Part of a data file

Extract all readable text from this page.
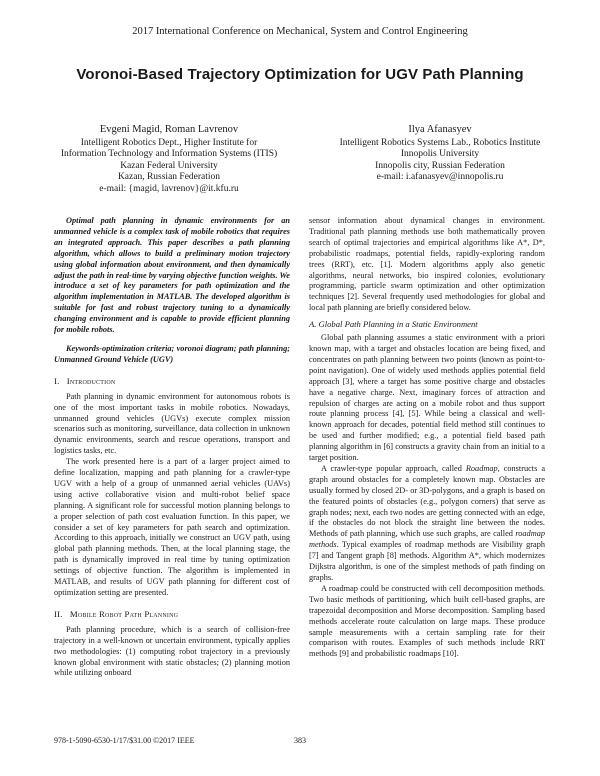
2017 International Conference on Mechanical, System and Control Engineering
Voronoi-Based Trajectory Optimization for UGV Path Planning
Evgeni Magid, Roman Lavrenov
Intelligent Robotics Dept., Higher Institute for
Information Technology and Information Systems (ITIS)
Kazan Federal University
Kazan, Russian Federation
e-mail: {magid, lavrenov}@it.kfu.ru
Ilya Afanasyev
Intelligent Robotics Systems Lab., Robotics Institute
Innopolis University
Innopolis city, Russian Federation
e-mail: i.afanasyev@innopolis.ru

Optimal path planning in dynamic environments for an unmanned vehicle is a complex task of mobile robotics that requires an integrated approach. This paper describes a path planning algorithm, which allows to build a preliminary motion trajectory using global information about environment, and then dynamically adjust the path in real-time by varying objective function weights. We introduce a set of key parameters for path optimization and the algorithm implementation in MATLAB. The developed algorithm is suitable for fast and robust trajectory tuning to a dynamically changing environment and is capable to provide efficient planning for mobile robots.

Keywords-optimization criteria; voronoi diagram; path planning; Unmanned Ground Vehicle (UGV)

I. Introduction

Path planning in dynamic environment for autonomous robots is one of the most important tasks in mobile robotics. Nowadays, unmanned ground vehicles (UGVs) execute complex mission scenarios such as monitoring, surveillance, data collection in unknown dynamic environments, search and rescue operations, transport and logistics tasks, etc.

The work presented here is a part of a larger project aimed to define localization, mapping and path planning for a crawler-type UGV with a help of a group of unmanned aerial vehicles (UAVs) using active collaborative vision and multi-robot belief space planning. A significant role for successful motion planning belongs to a proper selection of path cost evaluation function. In this paper, we consider a set of key parameters for path search and optimization. According to this approach, initially we construct an UGV path, using global path planning methods. Then, at the local planning stage, the path is dynamically improved in real time by tuning optimization settings of objective function. The algorithm is implemented in MATLAB, and results of UGV path planning for different cost of optimization setting are presented.

II. Mobile Robot Path Planning

Path planning procedure, which is a search of collision-free trajectory in a well-known or uncertain environment, typically applies two methodologies: (1) computing robot trajectory in a previously known global environment with static obstacles; (2) planning motion while utilizing onboard

sensor information about dynamical changes in environment. Traditional path planning methods use both mathematically proven search of optimal trajectories and empirical algorithms like A*, D*, probabilistic roadmaps, potential fields, rapidly-exploring random trees (RRT), etc. [1]. Modern algorithms apply also genetic algorithms, neural networks, bio inspired colonies, evolutionary programming, particle swarm optimization and other optimization techniques [2]. Several frequently used methodologies for global and local path planning are briefly considered below.

A. Global Path Planning in a Static Environment

Global path planning assumes a static environment with a priori known map, with a target and obstacles location are being fixed, and concentrates on path planning between two points (known as point-to-point navigation). One of widely used methods applies potential field approach [3], where a target has some positive charge and obstacles have a negative charge. Next, imaginary forces of attraction and repulsion of charges are acting on a mobile robot and thus support route planning process [4], [5]. While being a classical and well-known approach for decades, potential field method still continues to be used and further modified; e.g., a potential field based path planning algorithm in [6] constructs a gravity chain from an initial to a target position.

A crawler-type popular approach, called Roadmap, constructs a graph around obstacles for a completely known map. Obstacles are usually formed by closed 2D- or 3D-polygons, and a graph is based on the featured points of obstacles (e.g., polygon corners) that serve as graph nodes; next, each two nodes are getting connected with an edge, if the obstacles do not block the straight line between the nodes. Methods of path planning, which use such graphs, are called roadmap methods. Typical examples of roadmap methods are Visibility graph [7] and Tangent graph [8] methods. Algorithm A*, which modernizes Dijkstra algorithm, is one of the simplest methods of path finding on graphs.

A roadmap could be constructed with cell decomposition methods. Two basic methods of partitioning, which built cell-based graphs, are trapezoidal decomposition and Morse decomposition. Sampling based methods accelerate route calculation on large maps. These produce sample measurements with a certain sampling rate for their comparison with routes. Examples of such methods include RRT methods [9] and probabilistic roadmaps [10].

978-1-5090-6530-1/17/$31.00 ©2017 IEEE	383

Work to be completed.
Make a verbatim copy of all the entries and strip out the pictures.

Solution for this problem.
Extract all readable text from this page.
2017 International Conference on Mechanical, System and Control Engineering
Voronoi-Based Trajectory Optimization for UGV Path Planning
Evgeni Magid, Roman Lavrenov
Intelligent Robotics Dept., Higher Institute for
Information Technology and Information Systems (ITIS)
Kazan Federal University
Kazan, Russian Federation
e-mail: {magid, lavrenov}@it.kfu.ru
Ilya Afanasyev
Intelligent Robotics Systems Lab., Robotics Institute
Innopolis University
Innopolis city, Russian Federation
e-mail: i.afanasyev@innopolis.ru

Optimal path planning in dynamic environments for an unmanned vehicle is a complex task of mobile robotics that requires an integrated approach. This paper describes a path planning algorithm, which allows to build a preliminary motion trajectory using global information about environment, and then dynamically adjust the path in real-time by varying objective function weights. We introduce a set of key parameters for path optimization and the algorithm implementation in MATLAB. The developed algorithm is suitable for fast and robust trajectory tuning to a dynamically changing environment and is capable to provide efficient planning for mobile robots.

Keywords-optimization criteria; voronoi diagram; path planning; Unmanned Ground Vehicle (UGV)

I. Introduction

Path planning in dynamic environment for autonomous robots is one of the most important tasks in mobile robotics. Nowadays, unmanned ground vehicles (UGVs) execute complex mission scenarios such as monitoring, surveillance, data collection in unknown dynamic environments, search and rescue operations, transport and logistics tasks, etc.

The work presented here is a part of a larger project aimed to define localization, mapping and path planning for a crawler-type UGV with a help of a group of unmanned aerial vehicles (UAVs) using active collaborative vision and multi-robot belief space planning. A significant role for successful motion planning belongs to a proper selection of path cost evaluation function. In this paper, we consider a set of key parameters for path search and optimization. According to this approach, initially we construct an UGV path, using global path planning methods. Then, at the local planning stage, the path is dynamically improved in real time by tuning optimization settings of objective function. The algorithm is implemented in MATLAB, and results of UGV path planning for different cost of optimization setting are presented.

II. Mobile Robot Path Planning

Path planning procedure, which is a search of collision-free trajectory in a well-known or uncertain environment, typically applies two methodologies: (1) computing robot trajectory in a previously known global environment with static obstacles; (2) planning motion while utilizing onboard

sensor information about dynamical changes in environment. Traditional path planning methods use both mathematically proven search of optimal trajectories and empirical algorithms like A*, D*, probabilistic roadmaps, potential fields, rapidly-exploring random trees (RRT), etc. [1]. Modern algorithms apply also genetic algorithms, neural networks, bio inspired colonies, evolutionary programming, particle swarm optimization and other optimization techniques [2]. Several frequently used methodologies for global and local path planning are briefly considered below.

A. Global Path Planning in a Static Environment

Global path planning assumes a static environment with a priori known map, with a target and obstacles location are being fixed, and concentrates on path planning between two points (known as point-to-point navigation). One of widely used methods applies potential field approach [3], where a target has some positive charge and obstacles have a negative charge. Next, imaginary forces of attraction and repulsion of charges are acting on a mobile robot and thus support route planning process [4], [5]. While being a classical and well-known approach for decades, potential field method still continues to be used and further modified; e.g., a potential field based path planning algorithm in [6] constructs a gravity chain from an initial to a target position.

A crawler-type popular approach, called Roadmap, constructs a graph around obstacles for a completely known map. Obstacles are usually formed by closed 2D- or 3D-polygons, and a graph is based on the featured points of obstacles (e.g., polygon corners) that serve as graph nodes; next, each two nodes are getting connected with an edge, if the obstacles do not block the straight line between the nodes. Methods of path planning, which use such graphs, are called roadmap methods. Typical examples of roadmap methods are Visibility graph [7] and Tangent graph [8] methods. Algorithm A*, which modernizes Dijkstra algorithm, is one of the simplest methods of path finding on graphs.

A roadmap could be constructed with cell decomposition methods. Two basic methods of partitioning, which built cell-based graphs, are trapezoidal decomposition and Morse decomposition. Sampling based methods accelerate route calculation on large maps. These produce sample measurements with a certain sampling rate for their comparison with routes. Examples of such methods include RRT methods [9] and probabilistic roadmaps [10].

978-1-5090-6530-1/17/$31.00 ©2017 IEEE	383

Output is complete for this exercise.